- WHAT TO PRODUCE
Count how many lines include "data" and answer with that number only.

- EXTRACTED ENTRIES
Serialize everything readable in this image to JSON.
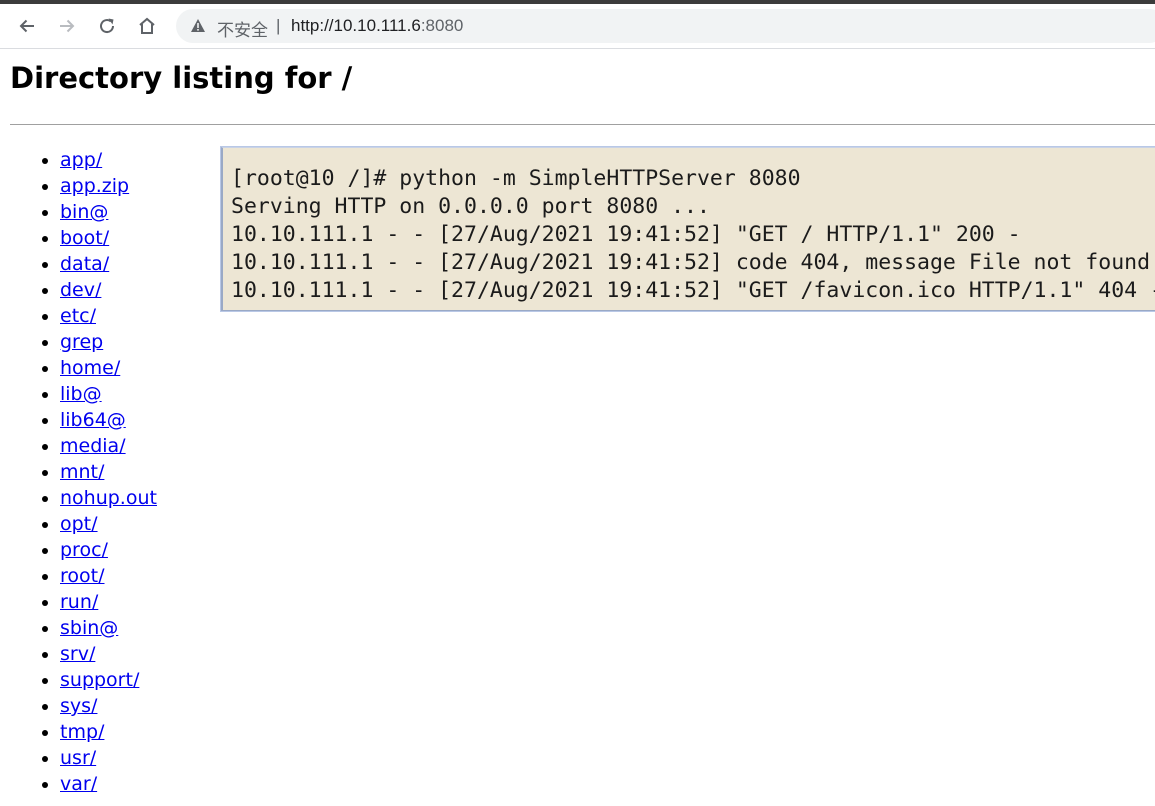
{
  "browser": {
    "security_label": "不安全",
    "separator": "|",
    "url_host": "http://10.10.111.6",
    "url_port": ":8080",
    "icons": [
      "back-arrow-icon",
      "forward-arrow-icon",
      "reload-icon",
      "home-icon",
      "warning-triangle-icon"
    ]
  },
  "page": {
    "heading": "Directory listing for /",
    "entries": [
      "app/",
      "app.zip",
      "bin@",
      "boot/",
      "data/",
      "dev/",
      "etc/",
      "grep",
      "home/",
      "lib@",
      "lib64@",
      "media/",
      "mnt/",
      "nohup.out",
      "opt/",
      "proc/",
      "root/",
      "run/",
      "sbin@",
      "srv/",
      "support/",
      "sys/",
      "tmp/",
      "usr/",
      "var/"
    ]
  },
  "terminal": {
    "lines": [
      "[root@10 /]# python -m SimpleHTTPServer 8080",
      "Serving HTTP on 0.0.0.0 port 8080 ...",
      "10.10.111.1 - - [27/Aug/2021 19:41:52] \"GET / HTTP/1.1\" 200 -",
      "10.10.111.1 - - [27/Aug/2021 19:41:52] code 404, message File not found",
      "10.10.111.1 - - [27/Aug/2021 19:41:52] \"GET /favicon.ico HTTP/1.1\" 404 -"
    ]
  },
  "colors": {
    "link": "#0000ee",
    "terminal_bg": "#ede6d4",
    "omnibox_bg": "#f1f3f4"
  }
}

---

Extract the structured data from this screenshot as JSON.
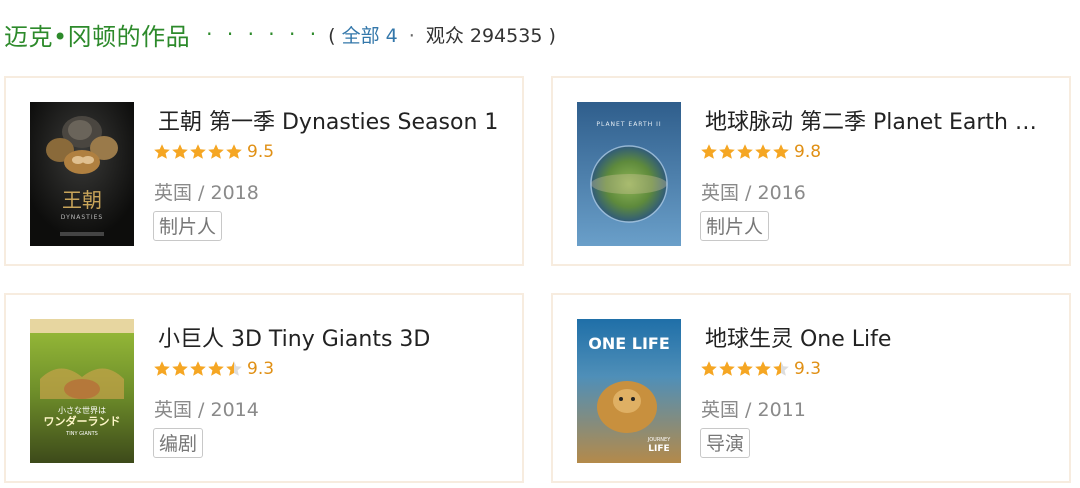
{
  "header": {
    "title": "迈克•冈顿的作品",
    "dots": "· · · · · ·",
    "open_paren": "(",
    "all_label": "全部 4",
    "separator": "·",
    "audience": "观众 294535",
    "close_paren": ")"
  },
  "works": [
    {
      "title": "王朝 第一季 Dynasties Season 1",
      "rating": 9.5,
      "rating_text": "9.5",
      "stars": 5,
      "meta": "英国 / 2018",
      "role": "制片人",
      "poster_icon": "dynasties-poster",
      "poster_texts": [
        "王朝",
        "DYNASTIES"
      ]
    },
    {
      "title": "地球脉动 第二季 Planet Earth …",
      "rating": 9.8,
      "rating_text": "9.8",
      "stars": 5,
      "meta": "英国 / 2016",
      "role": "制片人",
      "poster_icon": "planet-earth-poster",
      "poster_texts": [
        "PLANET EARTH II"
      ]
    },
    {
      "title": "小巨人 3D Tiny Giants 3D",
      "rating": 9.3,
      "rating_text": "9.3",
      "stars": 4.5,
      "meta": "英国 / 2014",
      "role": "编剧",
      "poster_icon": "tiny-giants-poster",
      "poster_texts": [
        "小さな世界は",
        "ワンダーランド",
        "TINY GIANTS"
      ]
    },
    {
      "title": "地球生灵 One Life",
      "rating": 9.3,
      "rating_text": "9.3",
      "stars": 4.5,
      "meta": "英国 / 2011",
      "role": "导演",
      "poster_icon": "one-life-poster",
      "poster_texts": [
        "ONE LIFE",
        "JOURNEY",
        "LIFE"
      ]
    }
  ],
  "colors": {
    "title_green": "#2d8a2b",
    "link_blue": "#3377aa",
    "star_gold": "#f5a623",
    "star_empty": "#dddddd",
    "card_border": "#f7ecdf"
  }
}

- CORRECT OUTPUT
2